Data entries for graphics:
◆ ◆ ◆
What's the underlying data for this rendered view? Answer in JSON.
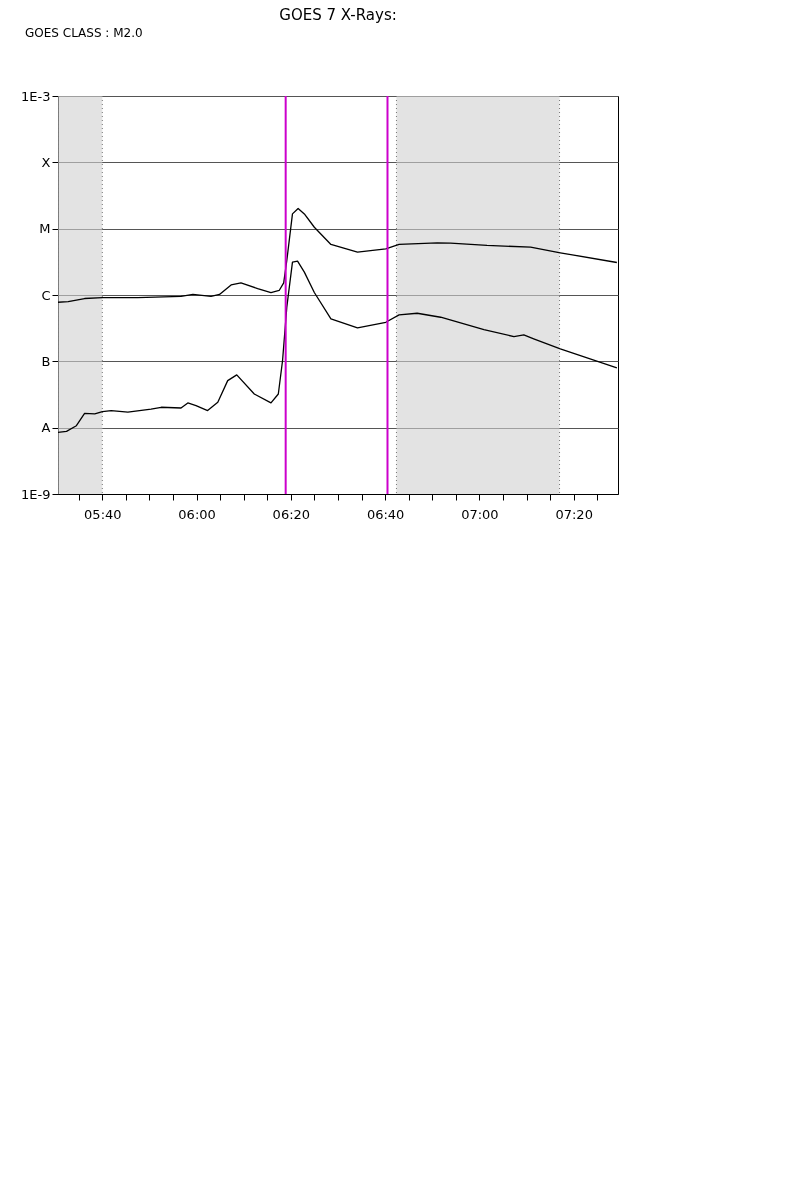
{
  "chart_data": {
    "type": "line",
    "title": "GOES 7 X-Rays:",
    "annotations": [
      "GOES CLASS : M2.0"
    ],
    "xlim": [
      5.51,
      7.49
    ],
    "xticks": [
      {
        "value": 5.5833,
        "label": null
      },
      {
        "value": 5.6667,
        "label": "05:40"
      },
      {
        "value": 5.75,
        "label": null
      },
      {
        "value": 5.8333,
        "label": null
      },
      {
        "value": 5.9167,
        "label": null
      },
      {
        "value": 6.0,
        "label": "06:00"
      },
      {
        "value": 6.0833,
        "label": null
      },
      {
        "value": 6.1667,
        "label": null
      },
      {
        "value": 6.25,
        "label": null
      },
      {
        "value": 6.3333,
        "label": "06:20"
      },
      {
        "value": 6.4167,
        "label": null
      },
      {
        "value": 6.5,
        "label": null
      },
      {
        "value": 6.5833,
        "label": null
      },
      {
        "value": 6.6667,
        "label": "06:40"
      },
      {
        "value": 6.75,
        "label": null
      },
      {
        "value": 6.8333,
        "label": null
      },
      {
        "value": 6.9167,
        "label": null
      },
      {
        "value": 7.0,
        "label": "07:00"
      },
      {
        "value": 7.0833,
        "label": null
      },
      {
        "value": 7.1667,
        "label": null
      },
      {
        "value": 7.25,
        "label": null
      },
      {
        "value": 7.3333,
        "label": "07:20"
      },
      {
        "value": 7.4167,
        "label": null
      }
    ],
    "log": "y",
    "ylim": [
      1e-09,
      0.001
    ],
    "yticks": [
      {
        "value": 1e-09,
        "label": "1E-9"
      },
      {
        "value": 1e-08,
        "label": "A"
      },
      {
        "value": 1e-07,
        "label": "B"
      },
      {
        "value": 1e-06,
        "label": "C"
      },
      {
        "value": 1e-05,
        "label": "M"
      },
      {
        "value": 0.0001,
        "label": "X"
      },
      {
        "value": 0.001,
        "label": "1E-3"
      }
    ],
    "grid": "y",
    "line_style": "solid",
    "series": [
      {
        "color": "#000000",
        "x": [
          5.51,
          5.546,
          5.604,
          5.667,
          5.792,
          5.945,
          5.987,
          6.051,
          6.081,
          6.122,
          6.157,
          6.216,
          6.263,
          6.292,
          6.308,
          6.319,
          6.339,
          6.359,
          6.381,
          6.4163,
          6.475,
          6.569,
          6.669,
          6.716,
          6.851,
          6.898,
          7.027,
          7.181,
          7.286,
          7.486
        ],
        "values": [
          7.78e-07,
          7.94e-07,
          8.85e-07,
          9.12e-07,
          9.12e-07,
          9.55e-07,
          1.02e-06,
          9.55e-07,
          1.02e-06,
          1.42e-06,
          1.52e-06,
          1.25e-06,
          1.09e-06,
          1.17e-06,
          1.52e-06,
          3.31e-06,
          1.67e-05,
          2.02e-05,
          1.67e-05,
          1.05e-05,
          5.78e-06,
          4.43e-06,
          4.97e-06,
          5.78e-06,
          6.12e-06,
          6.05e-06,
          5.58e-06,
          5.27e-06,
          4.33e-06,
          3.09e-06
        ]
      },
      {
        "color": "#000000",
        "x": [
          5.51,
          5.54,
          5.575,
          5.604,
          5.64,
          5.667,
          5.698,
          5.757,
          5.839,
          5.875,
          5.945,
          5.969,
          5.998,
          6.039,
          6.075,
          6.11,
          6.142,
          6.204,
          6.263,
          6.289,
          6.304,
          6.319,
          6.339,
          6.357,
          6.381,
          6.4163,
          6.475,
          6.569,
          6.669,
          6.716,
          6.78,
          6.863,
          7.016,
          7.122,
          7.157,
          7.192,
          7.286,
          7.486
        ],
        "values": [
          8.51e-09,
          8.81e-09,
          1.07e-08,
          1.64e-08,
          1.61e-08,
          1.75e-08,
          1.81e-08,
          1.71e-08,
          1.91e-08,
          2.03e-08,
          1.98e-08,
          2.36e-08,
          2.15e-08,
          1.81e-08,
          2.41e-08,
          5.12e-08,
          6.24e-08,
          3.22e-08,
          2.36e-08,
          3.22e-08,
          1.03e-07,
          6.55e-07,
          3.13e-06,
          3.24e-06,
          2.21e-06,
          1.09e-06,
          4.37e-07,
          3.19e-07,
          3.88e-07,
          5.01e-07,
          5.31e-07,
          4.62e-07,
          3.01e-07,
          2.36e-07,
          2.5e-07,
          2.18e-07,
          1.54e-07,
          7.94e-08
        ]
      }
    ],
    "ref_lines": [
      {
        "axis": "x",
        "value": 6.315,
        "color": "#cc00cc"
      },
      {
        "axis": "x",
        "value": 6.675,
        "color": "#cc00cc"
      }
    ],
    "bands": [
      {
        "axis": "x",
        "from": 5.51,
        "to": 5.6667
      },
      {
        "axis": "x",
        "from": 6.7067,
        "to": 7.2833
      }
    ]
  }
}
◆ ◆ ◆
WHAT YOU NEED TO DO: In the copy, include no pictures; restate the listing above exactly.

OUTPUT FOR THIS EXERCISE:
What's the underlying data for this rendered view? Answer in JSON.
{
  "chart_data": {
    "type": "line",
    "title": "GOES 7 X-Rays:",
    "annotations": [
      "GOES CLASS : M2.0"
    ],
    "xlim": [
      5.51,
      7.49
    ],
    "xticks": [
      {
        "value": 5.5833,
        "label": null
      },
      {
        "value": 5.6667,
        "label": "05:40"
      },
      {
        "value": 5.75,
        "label": null
      },
      {
        "value": 5.8333,
        "label": null
      },
      {
        "value": 5.9167,
        "label": null
      },
      {
        "value": 6.0,
        "label": "06:00"
      },
      {
        "value": 6.0833,
        "label": null
      },
      {
        "value": 6.1667,
        "label": null
      },
      {
        "value": 6.25,
        "label": null
      },
      {
        "value": 6.3333,
        "label": "06:20"
      },
      {
        "value": 6.4167,
        "label": null
      },
      {
        "value": 6.5,
        "label": null
      },
      {
        "value": 6.5833,
        "label": null
      },
      {
        "value": 6.6667,
        "label": "06:40"
      },
      {
        "value": 6.75,
        "label": null
      },
      {
        "value": 6.8333,
        "label": null
      },
      {
        "value": 6.9167,
        "label": null
      },
      {
        "value": 7.0,
        "label": "07:00"
      },
      {
        "value": 7.0833,
        "label": null
      },
      {
        "value": 7.1667,
        "label": null
      },
      {
        "value": 7.25,
        "label": null
      },
      {
        "value": 7.3333,
        "label": "07:20"
      },
      {
        "value": 7.4167,
        "label": null
      }
    ],
    "log": "y",
    "ylim": [
      1e-09,
      0.001
    ],
    "yticks": [
      {
        "value": 1e-09,
        "label": "1E-9"
      },
      {
        "value": 1e-08,
        "label": "A"
      },
      {
        "value": 1e-07,
        "label": "B"
      },
      {
        "value": 1e-06,
        "label": "C"
      },
      {
        "value": 1e-05,
        "label": "M"
      },
      {
        "value": 0.0001,
        "label": "X"
      },
      {
        "value": 0.001,
        "label": "1E-3"
      }
    ],
    "grid": "y",
    "line_style": "solid",
    "series": [
      {
        "color": "#000000",
        "x": [
          5.51,
          5.546,
          5.604,
          5.667,
          5.792,
          5.945,
          5.987,
          6.051,
          6.081,
          6.122,
          6.157,
          6.216,
          6.263,
          6.292,
          6.308,
          6.319,
          6.339,
          6.359,
          6.381,
          6.4163,
          6.475,
          6.569,
          6.669,
          6.716,
          6.851,
          6.898,
          7.027,
          7.181,
          7.286,
          7.486
        ],
        "values": [
          7.78e-07,
          7.94e-07,
          8.85e-07,
          9.12e-07,
          9.12e-07,
          9.55e-07,
          1.02e-06,
          9.55e-07,
          1.02e-06,
          1.42e-06,
          1.52e-06,
          1.25e-06,
          1.09e-06,
          1.17e-06,
          1.52e-06,
          3.31e-06,
          1.67e-05,
          2.02e-05,
          1.67e-05,
          1.05e-05,
          5.78e-06,
          4.43e-06,
          4.97e-06,
          5.78e-06,
          6.12e-06,
          6.05e-06,
          5.58e-06,
          5.27e-06,
          4.33e-06,
          3.09e-06
        ]
      },
      {
        "color": "#000000",
        "x": [
          5.51,
          5.54,
          5.575,
          5.604,
          5.64,
          5.667,
          5.698,
          5.757,
          5.839,
          5.875,
          5.945,
          5.969,
          5.998,
          6.039,
          6.075,
          6.11,
          6.142,
          6.204,
          6.263,
          6.289,
          6.304,
          6.319,
          6.339,
          6.357,
          6.381,
          6.4163,
          6.475,
          6.569,
          6.669,
          6.716,
          6.78,
          6.863,
          7.016,
          7.122,
          7.157,
          7.192,
          7.286,
          7.486
        ],
        "values": [
          8.51e-09,
          8.81e-09,
          1.07e-08,
          1.64e-08,
          1.61e-08,
          1.75e-08,
          1.81e-08,
          1.71e-08,
          1.91e-08,
          2.03e-08,
          1.98e-08,
          2.36e-08,
          2.15e-08,
          1.81e-08,
          2.41e-08,
          5.12e-08,
          6.24e-08,
          3.22e-08,
          2.36e-08,
          3.22e-08,
          1.03e-07,
          6.55e-07,
          3.13e-06,
          3.24e-06,
          2.21e-06,
          1.09e-06,
          4.37e-07,
          3.19e-07,
          3.88e-07,
          5.01e-07,
          5.31e-07,
          4.62e-07,
          3.01e-07,
          2.36e-07,
          2.5e-07,
          2.18e-07,
          1.54e-07,
          7.94e-08
        ]
      }
    ],
    "ref_lines": [
      {
        "axis": "x",
        "value": 6.315,
        "color": "#cc00cc"
      },
      {
        "axis": "x",
        "value": 6.675,
        "color": "#cc00cc"
      }
    ],
    "bands": [
      {
        "axis": "x",
        "from": 5.51,
        "to": 5.6667
      },
      {
        "axis": "x",
        "from": 6.7067,
        "to": 7.2833
      }
    ]
  }
}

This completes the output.